┌──

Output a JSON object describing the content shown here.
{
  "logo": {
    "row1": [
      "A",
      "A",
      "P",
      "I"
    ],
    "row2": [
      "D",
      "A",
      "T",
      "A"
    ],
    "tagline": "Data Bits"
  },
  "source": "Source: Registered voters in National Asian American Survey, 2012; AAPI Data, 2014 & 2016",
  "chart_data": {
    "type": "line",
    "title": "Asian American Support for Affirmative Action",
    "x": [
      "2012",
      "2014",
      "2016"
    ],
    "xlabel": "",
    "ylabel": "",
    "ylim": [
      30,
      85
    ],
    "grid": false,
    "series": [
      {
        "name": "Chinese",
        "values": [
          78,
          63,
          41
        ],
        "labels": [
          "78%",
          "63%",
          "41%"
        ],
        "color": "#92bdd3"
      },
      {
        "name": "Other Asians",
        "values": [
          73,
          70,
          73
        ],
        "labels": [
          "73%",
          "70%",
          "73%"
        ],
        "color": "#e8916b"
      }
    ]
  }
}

└──
┌──

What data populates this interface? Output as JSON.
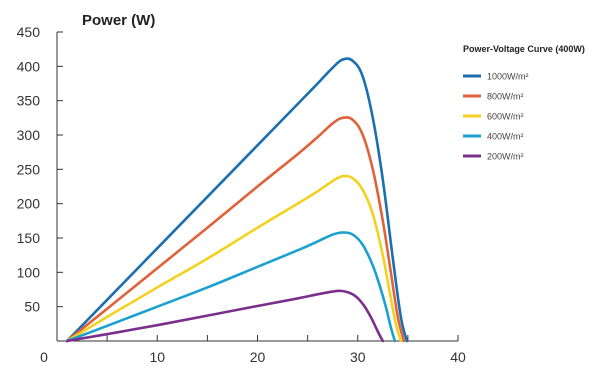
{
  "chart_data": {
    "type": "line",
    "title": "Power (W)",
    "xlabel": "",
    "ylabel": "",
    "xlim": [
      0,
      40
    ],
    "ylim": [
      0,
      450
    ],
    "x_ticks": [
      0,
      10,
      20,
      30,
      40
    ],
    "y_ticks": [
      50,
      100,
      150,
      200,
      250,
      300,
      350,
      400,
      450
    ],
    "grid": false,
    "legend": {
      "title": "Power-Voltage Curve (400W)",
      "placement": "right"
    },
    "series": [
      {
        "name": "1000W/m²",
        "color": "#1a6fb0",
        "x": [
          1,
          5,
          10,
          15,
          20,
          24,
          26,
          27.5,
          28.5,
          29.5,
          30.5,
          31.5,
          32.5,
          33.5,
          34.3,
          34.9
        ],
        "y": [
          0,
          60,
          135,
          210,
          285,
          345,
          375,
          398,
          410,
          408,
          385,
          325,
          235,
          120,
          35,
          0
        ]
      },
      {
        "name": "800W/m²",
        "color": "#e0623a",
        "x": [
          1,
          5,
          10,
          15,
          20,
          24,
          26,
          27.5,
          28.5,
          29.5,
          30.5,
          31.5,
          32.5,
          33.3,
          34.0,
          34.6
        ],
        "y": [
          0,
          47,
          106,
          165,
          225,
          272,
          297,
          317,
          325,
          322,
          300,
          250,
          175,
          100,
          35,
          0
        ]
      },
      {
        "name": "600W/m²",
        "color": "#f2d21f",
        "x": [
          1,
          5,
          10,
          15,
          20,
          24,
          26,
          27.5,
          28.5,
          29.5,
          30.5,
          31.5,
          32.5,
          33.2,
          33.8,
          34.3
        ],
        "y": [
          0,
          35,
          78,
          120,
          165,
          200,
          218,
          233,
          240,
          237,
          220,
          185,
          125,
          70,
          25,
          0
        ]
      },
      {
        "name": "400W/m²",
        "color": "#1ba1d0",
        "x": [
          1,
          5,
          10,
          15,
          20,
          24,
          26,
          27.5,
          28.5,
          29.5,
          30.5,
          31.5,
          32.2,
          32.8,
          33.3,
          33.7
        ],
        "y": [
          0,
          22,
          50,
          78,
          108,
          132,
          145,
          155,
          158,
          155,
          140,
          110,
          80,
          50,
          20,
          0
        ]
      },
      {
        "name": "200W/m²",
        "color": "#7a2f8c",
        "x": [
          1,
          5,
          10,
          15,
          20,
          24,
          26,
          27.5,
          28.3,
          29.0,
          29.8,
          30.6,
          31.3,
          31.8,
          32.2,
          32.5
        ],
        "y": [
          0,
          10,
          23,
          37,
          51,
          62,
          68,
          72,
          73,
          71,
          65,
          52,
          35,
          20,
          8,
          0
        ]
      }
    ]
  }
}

└──

◆ PROMPT:
List all lines where "color" occurs.

◆ THE RESPONSE:
        "color": "#92bdd3"
        "color": "#e8916b"
        "color": "#1a6fb0",
        "color": "#e0623a",
        "color": "#f2d21f",
        "color": "#1ba1d0",
        "color": "#7a2f8c",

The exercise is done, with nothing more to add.